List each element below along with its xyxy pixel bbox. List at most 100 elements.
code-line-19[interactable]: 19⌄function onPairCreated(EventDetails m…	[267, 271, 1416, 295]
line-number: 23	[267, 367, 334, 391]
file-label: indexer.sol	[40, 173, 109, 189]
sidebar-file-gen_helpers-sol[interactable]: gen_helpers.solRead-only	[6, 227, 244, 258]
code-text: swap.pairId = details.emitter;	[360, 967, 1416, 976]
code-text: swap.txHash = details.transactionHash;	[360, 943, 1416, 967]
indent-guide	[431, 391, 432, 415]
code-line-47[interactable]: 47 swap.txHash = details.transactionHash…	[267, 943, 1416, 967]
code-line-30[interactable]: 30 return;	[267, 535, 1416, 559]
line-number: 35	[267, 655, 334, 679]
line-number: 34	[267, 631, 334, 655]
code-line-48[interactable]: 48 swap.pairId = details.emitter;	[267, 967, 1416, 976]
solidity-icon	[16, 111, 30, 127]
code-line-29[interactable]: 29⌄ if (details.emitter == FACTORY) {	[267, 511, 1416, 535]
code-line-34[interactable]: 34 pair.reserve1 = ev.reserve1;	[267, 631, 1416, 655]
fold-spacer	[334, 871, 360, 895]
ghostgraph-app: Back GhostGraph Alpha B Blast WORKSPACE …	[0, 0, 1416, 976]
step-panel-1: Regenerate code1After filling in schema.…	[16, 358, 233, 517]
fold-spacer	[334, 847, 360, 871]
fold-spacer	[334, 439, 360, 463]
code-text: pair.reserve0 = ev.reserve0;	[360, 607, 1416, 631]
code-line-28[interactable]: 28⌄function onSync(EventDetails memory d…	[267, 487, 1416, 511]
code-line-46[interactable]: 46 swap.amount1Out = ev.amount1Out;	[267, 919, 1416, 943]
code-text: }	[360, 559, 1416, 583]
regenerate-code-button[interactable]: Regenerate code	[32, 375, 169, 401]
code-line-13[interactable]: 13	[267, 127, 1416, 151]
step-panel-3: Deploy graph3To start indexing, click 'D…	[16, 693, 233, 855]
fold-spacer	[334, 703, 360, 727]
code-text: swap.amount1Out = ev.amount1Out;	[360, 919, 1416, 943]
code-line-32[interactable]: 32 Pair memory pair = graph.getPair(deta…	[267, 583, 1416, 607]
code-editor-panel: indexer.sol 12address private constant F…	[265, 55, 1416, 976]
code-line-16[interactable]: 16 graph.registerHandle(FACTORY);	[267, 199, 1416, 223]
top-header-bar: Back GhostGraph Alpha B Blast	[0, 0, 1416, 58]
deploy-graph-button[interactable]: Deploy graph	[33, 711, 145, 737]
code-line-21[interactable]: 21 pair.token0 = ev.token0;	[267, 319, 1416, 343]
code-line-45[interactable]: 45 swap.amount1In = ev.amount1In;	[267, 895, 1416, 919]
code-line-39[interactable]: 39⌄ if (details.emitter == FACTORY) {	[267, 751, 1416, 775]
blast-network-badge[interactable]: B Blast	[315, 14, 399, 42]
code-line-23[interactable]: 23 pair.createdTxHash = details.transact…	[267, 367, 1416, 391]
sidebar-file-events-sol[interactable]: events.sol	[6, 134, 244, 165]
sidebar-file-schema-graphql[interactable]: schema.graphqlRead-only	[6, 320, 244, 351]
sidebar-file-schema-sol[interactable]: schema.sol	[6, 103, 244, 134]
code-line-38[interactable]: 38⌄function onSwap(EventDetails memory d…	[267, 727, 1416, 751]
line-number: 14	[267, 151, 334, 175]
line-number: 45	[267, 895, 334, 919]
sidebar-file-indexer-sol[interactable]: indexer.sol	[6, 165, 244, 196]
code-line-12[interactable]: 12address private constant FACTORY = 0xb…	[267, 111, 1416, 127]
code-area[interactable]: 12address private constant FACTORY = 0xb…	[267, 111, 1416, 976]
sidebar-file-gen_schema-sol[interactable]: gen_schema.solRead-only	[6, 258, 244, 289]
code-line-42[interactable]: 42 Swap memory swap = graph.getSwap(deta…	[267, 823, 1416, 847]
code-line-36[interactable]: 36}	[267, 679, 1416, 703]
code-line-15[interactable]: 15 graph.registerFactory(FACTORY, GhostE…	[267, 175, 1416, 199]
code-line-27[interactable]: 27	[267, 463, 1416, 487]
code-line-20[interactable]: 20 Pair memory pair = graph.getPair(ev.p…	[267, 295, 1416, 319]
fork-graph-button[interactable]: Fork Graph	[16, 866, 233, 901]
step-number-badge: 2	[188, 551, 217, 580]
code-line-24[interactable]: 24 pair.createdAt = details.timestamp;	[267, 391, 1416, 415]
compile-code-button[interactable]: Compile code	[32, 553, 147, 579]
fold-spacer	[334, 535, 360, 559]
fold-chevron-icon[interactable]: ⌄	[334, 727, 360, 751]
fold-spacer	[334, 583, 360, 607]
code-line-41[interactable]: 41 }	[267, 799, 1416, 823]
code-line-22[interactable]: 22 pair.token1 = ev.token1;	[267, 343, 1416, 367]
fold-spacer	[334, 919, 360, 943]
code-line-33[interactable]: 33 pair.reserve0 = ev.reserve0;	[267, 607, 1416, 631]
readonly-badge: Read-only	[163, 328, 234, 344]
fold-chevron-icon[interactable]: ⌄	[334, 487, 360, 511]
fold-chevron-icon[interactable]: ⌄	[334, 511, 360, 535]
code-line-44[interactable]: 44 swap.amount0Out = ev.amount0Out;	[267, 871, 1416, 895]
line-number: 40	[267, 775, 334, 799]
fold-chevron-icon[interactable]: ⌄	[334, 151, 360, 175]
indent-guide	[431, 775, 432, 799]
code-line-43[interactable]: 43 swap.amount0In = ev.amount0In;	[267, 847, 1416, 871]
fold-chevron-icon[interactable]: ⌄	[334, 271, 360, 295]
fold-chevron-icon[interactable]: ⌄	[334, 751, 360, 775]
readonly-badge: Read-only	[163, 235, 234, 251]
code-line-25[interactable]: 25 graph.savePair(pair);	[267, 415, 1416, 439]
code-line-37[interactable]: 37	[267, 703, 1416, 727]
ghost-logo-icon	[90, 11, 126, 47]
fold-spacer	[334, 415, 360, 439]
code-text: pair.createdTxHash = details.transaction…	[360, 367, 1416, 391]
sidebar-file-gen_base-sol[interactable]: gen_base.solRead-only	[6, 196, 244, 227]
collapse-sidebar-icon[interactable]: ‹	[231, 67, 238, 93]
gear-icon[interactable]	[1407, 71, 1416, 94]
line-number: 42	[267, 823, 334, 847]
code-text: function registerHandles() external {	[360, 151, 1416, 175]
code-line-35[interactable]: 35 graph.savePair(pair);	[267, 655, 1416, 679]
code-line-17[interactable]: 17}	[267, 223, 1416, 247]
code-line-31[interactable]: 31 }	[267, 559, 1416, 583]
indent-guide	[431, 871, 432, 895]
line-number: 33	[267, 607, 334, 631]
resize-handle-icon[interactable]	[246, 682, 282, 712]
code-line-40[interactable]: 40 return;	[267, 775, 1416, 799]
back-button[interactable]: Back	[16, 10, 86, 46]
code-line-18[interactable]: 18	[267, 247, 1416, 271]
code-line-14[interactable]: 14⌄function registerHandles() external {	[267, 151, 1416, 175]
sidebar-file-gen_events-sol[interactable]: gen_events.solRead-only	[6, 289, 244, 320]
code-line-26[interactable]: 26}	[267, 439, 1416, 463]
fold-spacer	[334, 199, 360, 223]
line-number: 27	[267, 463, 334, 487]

^^^^

Task requirements - Write out each line of the entries above verbatim.

Solution to this problem -
List each element below along with its xyxy pixel bbox. List at most 100 elements.
code-line-19[interactable]: 19⌄function onPairCreated(EventDetails m…	[267, 271, 1416, 295]
line-number: 23	[267, 367, 334, 391]
file-label: indexer.sol	[40, 173, 109, 189]
sidebar-file-gen_helpers-sol[interactable]: gen_helpers.solRead-only	[6, 227, 244, 258]
code-text: swap.pairId = details.emitter;	[360, 967, 1416, 976]
code-text: swap.txHash = details.transactionHash;	[360, 943, 1416, 967]
indent-guide	[431, 391, 432, 415]
code-line-47[interactable]: 47 swap.txHash = details.transactionHash…	[267, 943, 1416, 967]
code-line-30[interactable]: 30 return;	[267, 535, 1416, 559]
line-number: 35	[267, 655, 334, 679]
line-number: 34	[267, 631, 334, 655]
code-line-48[interactable]: 48 swap.pairId = details.emitter;	[267, 967, 1416, 976]
solidity-icon	[16, 111, 30, 127]
code-line-29[interactable]: 29⌄ if (details.emitter == FACTORY) {	[267, 511, 1416, 535]
code-line-34[interactable]: 34 pair.reserve1 = ev.reserve1;	[267, 631, 1416, 655]
fold-spacer	[334, 871, 360, 895]
ghostgraph-app: Back GhostGraph Alpha B Blast WORKSPACE …	[0, 0, 1416, 976]
step-panel-1: Regenerate code1After filling in schema.…	[16, 358, 233, 517]
fold-spacer	[334, 847, 360, 871]
fold-spacer	[334, 439, 360, 463]
code-text: pair.reserve0 = ev.reserve0;	[360, 607, 1416, 631]
code-line-28[interactable]: 28⌄function onSync(EventDetails memory d…	[267, 487, 1416, 511]
code-line-46[interactable]: 46 swap.amount1Out = ev.amount1Out;	[267, 919, 1416, 943]
code-text: }	[360, 559, 1416, 583]
regenerate-code-button[interactable]: Regenerate code	[32, 375, 169, 401]
code-line-13[interactable]: 13	[267, 127, 1416, 151]
step-panel-3: Deploy graph3To start indexing, click 'D…	[16, 693, 233, 855]
fold-spacer	[334, 703, 360, 727]
code-text: swap.amount1Out = ev.amount1Out;	[360, 919, 1416, 943]
code-line-32[interactable]: 32 Pair memory pair = graph.getPair(deta…	[267, 583, 1416, 607]
code-editor-panel: indexer.sol 12address private constant F…	[265, 55, 1416, 976]
code-line-16[interactable]: 16 graph.registerHandle(FACTORY);	[267, 199, 1416, 223]
top-header-bar: Back GhostGraph Alpha B Blast	[0, 0, 1416, 58]
deploy-graph-button[interactable]: Deploy graph	[33, 711, 145, 737]
code-line-21[interactable]: 21 pair.token0 = ev.token0;	[267, 319, 1416, 343]
code-line-45[interactable]: 45 swap.amount1In = ev.amount1In;	[267, 895, 1416, 919]
code-line-39[interactable]: 39⌄ if (details.emitter == FACTORY) {	[267, 751, 1416, 775]
blast-network-badge[interactable]: B Blast	[315, 14, 399, 42]
code-line-23[interactable]: 23 pair.createdTxHash = details.transact…	[267, 367, 1416, 391]
sidebar-file-events-sol[interactable]: events.sol	[6, 134, 244, 165]
sidebar-file-schema-graphql[interactable]: schema.graphqlRead-only	[6, 320, 244, 351]
sidebar-file-schema-sol[interactable]: schema.sol	[6, 103, 244, 134]
code-line-38[interactable]: 38⌄function onSwap(EventDetails memory d…	[267, 727, 1416, 751]
line-number: 14	[267, 151, 334, 175]
line-number: 45	[267, 895, 334, 919]
sidebar-file-indexer-sol[interactable]: indexer.sol	[6, 165, 244, 196]
code-line-12[interactable]: 12address private constant FACTORY = 0xb…	[267, 111, 1416, 127]
code-area[interactable]: 12address private constant FACTORY = 0xb…	[267, 111, 1416, 976]
sidebar-file-gen_schema-sol[interactable]: gen_schema.solRead-only	[6, 258, 244, 289]
code-line-42[interactable]: 42 Swap memory swap = graph.getSwap(deta…	[267, 823, 1416, 847]
code-line-36[interactable]: 36}	[267, 679, 1416, 703]
code-line-15[interactable]: 15 graph.registerFactory(FACTORY, GhostE…	[267, 175, 1416, 199]
code-line-27[interactable]: 27	[267, 463, 1416, 487]
code-line-20[interactable]: 20 Pair memory pair = graph.getPair(ev.p…	[267, 295, 1416, 319]
fork-graph-button[interactable]: Fork Graph	[16, 866, 233, 901]
step-number-badge: 2	[188, 551, 217, 580]
code-line-24[interactable]: 24 pair.createdAt = details.timestamp;	[267, 391, 1416, 415]
compile-code-button[interactable]: Compile code	[32, 553, 147, 579]
fold-spacer	[334, 535, 360, 559]
fold-chevron-icon[interactable]: ⌄	[334, 727, 360, 751]
fold-spacer	[334, 583, 360, 607]
code-line-41[interactable]: 41 }	[267, 799, 1416, 823]
code-line-22[interactable]: 22 pair.token1 = ev.token1;	[267, 343, 1416, 367]
fold-spacer	[334, 919, 360, 943]
code-line-33[interactable]: 33 pair.reserve0 = ev.reserve0;	[267, 607, 1416, 631]
readonly-badge: Read-only	[163, 328, 234, 344]
fold-chevron-icon[interactable]: ⌄	[334, 487, 360, 511]
fold-chevron-icon[interactable]: ⌄	[334, 511, 360, 535]
code-line-44[interactable]: 44 swap.amount0Out = ev.amount0Out;	[267, 871, 1416, 895]
line-number: 40	[267, 775, 334, 799]
fold-chevron-icon[interactable]: ⌄	[334, 151, 360, 175]
indent-guide	[431, 775, 432, 799]
code-line-43[interactable]: 43 swap.amount0In = ev.amount0In;	[267, 847, 1416, 871]
fold-chevron-icon[interactable]: ⌄	[334, 271, 360, 295]
fold-chevron-icon[interactable]: ⌄	[334, 751, 360, 775]
readonly-badge: Read-only	[163, 235, 234, 251]
code-line-25[interactable]: 25 graph.savePair(pair);	[267, 415, 1416, 439]
code-line-37[interactable]: 37	[267, 703, 1416, 727]
ghost-logo-icon	[90, 11, 126, 47]
fold-spacer	[334, 415, 360, 439]
code-text: pair.createdTxHash = details.transaction…	[360, 367, 1416, 391]
sidebar-file-gen_base-sol[interactable]: gen_base.solRead-only	[6, 196, 244, 227]
collapse-sidebar-icon[interactable]: ‹	[231, 67, 238, 93]
gear-icon[interactable]	[1407, 71, 1416, 94]
line-number: 42	[267, 823, 334, 847]
code-text: function registerHandles() external {	[360, 151, 1416, 175]
code-line-35[interactable]: 35 graph.savePair(pair);	[267, 655, 1416, 679]
code-line-17[interactable]: 17}	[267, 223, 1416, 247]
code-line-31[interactable]: 31 }	[267, 559, 1416, 583]
indent-guide	[431, 871, 432, 895]
line-number: 33	[267, 607, 334, 631]
resize-handle-icon[interactable]	[246, 682, 282, 712]
code-line-40[interactable]: 40 return;	[267, 775, 1416, 799]
back-button[interactable]: Back	[16, 10, 86, 46]
code-line-18[interactable]: 18	[267, 247, 1416, 271]
code-line-14[interactable]: 14⌄function registerHandles() external {	[267, 151, 1416, 175]
sidebar-file-gen_events-sol[interactable]: gen_events.solRead-only	[6, 289, 244, 320]
code-line-26[interactable]: 26}	[267, 439, 1416, 463]
fold-spacer	[334, 199, 360, 223]
line-number: 27	[267, 463, 334, 487]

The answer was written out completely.